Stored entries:
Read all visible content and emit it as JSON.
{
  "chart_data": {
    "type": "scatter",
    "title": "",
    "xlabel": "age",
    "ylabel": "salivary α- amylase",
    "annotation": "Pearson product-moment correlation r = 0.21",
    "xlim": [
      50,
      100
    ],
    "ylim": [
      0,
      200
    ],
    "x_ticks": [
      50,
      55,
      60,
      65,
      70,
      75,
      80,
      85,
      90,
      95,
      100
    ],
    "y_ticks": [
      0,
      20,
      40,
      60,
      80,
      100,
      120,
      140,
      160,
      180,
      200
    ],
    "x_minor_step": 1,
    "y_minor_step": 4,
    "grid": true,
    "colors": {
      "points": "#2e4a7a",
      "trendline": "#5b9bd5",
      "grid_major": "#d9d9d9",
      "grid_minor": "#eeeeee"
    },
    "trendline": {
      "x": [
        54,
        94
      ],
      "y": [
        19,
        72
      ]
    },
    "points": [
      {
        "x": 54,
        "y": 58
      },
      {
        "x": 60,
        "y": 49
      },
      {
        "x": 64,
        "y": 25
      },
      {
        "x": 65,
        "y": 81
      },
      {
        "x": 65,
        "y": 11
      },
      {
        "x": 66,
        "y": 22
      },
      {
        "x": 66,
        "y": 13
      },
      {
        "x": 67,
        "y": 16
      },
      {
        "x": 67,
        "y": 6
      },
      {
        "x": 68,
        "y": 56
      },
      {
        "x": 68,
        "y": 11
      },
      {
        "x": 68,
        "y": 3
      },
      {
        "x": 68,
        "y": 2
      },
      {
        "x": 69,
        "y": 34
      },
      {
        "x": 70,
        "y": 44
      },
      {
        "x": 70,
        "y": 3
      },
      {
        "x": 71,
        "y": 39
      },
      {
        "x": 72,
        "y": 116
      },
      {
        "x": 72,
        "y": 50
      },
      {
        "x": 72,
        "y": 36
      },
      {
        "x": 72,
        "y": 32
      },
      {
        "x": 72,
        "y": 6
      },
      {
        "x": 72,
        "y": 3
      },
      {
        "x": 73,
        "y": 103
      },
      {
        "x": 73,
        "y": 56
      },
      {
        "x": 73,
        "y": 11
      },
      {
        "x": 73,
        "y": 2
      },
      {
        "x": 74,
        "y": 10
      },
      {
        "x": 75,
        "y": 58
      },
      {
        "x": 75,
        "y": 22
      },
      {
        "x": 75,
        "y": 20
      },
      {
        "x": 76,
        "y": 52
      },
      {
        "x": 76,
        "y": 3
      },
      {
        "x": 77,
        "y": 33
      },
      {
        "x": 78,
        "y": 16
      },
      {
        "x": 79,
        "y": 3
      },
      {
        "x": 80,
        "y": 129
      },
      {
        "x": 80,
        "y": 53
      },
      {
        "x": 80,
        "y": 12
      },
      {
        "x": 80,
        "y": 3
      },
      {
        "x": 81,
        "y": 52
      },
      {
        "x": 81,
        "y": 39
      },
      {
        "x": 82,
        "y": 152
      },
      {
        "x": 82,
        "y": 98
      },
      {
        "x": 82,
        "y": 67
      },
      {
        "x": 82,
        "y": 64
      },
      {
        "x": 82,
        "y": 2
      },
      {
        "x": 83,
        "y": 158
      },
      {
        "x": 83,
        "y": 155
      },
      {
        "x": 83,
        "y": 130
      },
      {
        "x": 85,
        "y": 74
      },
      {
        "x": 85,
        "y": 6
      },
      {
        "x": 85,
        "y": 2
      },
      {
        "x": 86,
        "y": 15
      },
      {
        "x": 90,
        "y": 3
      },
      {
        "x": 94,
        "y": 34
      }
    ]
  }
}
---
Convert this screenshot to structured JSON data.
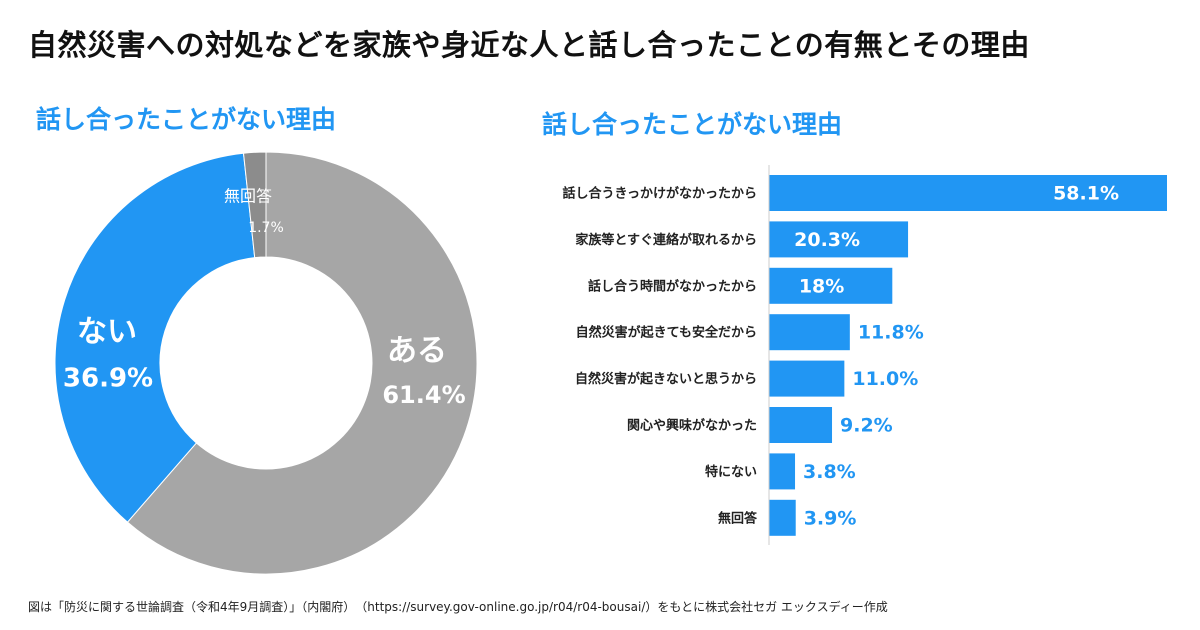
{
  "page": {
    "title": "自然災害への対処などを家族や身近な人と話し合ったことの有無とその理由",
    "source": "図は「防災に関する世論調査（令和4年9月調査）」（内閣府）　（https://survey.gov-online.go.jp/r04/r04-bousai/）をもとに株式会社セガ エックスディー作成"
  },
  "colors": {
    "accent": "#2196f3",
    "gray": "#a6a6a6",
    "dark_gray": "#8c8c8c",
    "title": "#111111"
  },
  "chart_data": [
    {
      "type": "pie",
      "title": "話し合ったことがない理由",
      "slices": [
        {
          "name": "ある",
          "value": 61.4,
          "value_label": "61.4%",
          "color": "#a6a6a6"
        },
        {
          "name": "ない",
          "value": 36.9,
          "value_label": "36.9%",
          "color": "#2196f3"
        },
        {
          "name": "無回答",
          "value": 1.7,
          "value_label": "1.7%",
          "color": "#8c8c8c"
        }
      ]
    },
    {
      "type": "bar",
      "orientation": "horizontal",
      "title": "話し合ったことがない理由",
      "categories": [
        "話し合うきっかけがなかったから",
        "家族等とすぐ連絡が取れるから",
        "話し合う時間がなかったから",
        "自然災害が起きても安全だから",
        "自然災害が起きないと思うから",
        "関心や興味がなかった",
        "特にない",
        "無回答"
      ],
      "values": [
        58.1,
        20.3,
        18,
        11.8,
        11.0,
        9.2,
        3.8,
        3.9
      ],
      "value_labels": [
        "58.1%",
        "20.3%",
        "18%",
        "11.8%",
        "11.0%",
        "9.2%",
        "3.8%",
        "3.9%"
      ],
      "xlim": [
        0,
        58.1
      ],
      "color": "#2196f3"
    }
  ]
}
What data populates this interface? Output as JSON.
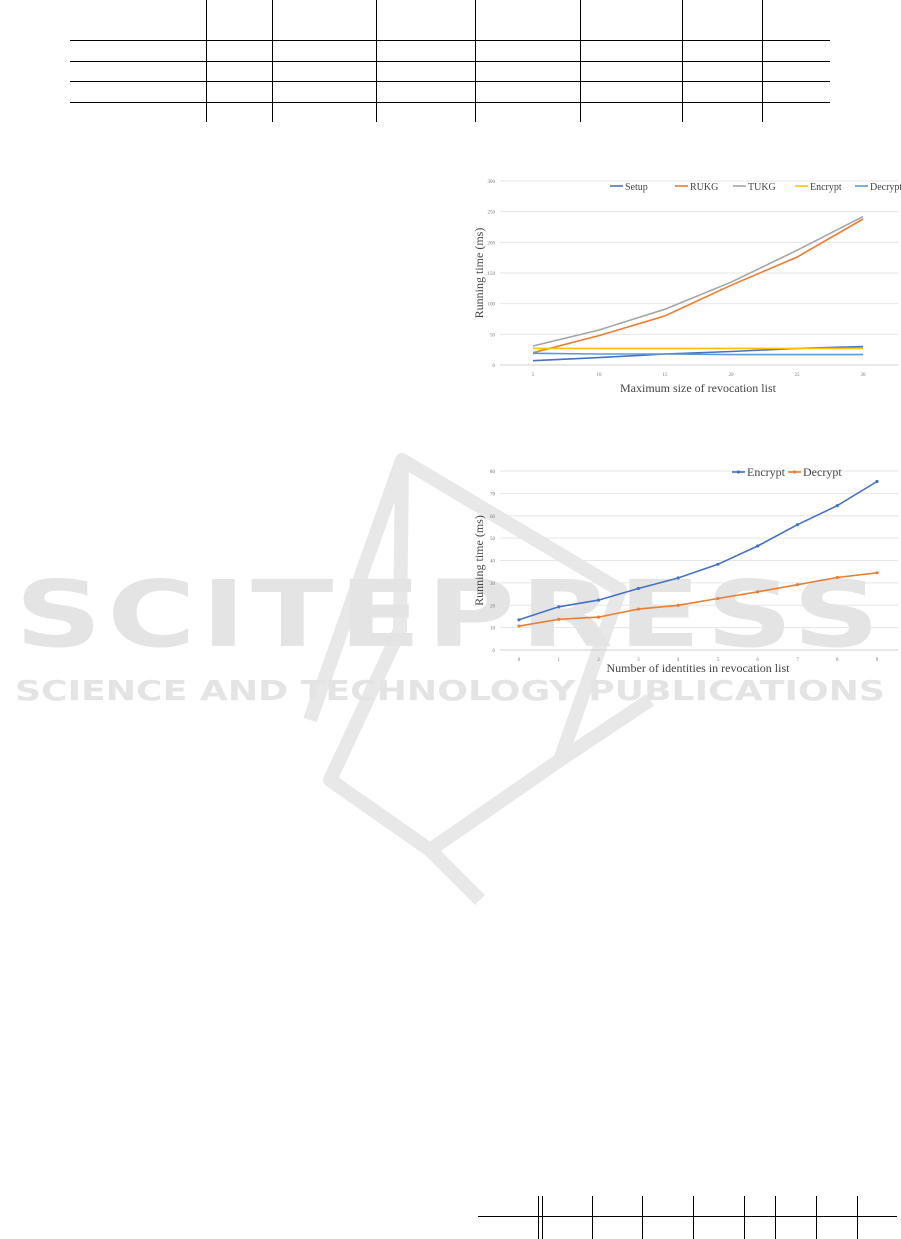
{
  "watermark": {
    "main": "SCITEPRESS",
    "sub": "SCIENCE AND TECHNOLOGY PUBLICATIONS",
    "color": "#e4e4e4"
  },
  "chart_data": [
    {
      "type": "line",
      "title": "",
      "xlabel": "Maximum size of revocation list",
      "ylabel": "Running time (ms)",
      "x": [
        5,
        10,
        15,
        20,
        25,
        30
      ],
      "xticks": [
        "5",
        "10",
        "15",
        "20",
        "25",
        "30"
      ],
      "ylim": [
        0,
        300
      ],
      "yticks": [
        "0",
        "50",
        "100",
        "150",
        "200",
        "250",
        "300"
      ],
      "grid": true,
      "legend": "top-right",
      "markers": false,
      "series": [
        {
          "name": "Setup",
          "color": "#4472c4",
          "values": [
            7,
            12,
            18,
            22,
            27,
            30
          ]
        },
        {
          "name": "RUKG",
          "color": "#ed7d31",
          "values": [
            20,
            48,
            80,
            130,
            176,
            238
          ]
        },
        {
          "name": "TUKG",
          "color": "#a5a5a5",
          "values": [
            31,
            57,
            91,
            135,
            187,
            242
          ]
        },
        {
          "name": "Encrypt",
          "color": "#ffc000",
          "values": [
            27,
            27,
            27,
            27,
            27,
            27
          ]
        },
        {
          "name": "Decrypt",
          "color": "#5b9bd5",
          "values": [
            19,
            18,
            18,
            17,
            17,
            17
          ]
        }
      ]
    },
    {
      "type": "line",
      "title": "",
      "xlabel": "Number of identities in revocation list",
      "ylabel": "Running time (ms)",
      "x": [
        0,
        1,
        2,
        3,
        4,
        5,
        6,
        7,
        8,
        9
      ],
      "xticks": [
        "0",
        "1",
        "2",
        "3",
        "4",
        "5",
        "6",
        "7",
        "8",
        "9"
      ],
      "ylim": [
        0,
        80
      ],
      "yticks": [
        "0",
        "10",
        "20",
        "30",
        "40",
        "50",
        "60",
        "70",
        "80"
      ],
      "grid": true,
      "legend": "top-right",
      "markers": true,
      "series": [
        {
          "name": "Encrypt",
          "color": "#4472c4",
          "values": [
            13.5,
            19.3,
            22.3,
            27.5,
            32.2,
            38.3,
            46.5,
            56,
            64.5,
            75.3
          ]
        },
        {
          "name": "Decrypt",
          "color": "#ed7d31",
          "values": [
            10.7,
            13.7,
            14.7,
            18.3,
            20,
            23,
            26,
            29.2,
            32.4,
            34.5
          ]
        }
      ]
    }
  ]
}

• **Given task**: Select and copy every line of the material that holds the string "JSON".

• **Completed task**:
Read all visible content and emit it as JSON.
Convert this screenshot to structured JSON data.
What data populates this interface? Output as JSON.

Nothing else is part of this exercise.